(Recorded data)
================
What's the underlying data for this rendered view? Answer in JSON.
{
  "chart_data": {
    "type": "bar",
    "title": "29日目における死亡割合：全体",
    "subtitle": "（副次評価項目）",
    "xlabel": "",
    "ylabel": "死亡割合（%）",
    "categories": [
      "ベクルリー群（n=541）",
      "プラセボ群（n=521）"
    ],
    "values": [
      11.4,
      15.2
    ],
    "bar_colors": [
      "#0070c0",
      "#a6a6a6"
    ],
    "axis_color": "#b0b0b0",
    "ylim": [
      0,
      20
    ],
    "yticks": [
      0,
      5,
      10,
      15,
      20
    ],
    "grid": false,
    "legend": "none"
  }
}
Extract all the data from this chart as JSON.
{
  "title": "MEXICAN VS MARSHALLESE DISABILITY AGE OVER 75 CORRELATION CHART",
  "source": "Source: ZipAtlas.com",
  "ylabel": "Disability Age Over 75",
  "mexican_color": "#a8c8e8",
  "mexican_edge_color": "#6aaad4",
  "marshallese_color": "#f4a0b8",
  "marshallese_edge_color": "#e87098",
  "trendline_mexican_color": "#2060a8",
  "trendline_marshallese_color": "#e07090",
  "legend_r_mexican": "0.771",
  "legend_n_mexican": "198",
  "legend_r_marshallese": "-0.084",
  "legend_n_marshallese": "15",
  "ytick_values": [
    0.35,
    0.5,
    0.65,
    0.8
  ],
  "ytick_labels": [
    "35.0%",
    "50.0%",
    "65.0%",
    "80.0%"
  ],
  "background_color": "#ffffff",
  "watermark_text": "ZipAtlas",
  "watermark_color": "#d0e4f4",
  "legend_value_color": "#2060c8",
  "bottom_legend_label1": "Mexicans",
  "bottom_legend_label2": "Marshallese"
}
================
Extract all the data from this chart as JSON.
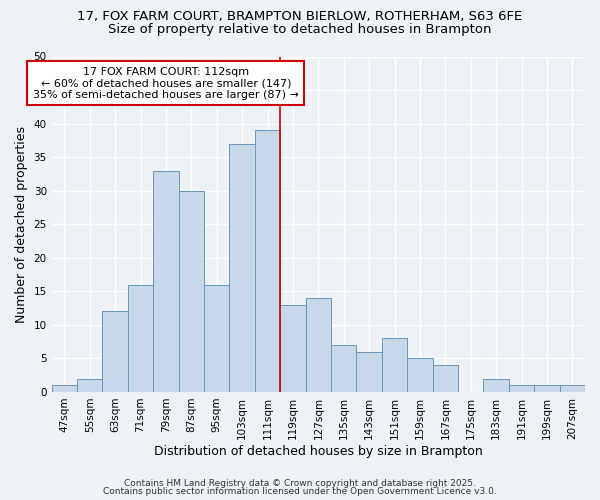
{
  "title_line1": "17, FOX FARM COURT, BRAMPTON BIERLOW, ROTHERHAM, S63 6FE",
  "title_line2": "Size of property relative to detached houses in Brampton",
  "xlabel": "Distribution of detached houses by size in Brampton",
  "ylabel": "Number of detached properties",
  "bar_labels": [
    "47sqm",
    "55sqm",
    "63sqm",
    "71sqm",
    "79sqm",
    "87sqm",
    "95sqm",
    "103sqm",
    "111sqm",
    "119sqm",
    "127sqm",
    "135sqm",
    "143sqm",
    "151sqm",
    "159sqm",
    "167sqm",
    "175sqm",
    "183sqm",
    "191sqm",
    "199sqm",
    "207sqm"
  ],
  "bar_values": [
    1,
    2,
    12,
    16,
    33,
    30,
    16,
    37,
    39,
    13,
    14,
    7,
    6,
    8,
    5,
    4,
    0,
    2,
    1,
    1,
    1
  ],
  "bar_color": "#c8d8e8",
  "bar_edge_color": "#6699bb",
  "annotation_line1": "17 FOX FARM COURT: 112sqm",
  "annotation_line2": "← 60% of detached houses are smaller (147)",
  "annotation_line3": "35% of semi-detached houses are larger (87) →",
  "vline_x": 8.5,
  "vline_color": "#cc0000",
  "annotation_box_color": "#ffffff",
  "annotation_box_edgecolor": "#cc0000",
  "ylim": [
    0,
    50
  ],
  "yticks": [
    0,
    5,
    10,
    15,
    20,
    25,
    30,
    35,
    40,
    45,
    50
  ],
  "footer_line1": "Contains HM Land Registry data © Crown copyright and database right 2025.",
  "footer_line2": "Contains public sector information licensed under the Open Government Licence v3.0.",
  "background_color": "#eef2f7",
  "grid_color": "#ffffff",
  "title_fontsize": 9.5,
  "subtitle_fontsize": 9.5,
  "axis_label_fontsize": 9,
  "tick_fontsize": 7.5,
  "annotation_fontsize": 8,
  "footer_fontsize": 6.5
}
================
PROBLEM TO SOLVE: Pick out the lines that have the word "ylabel". Copy them all.

EXERCISE RESULT:
    "ylabel": "死亡割合（%）",
  "ylabel": "Disability Age Over 75",
  "ylabel": "Number of detached properties",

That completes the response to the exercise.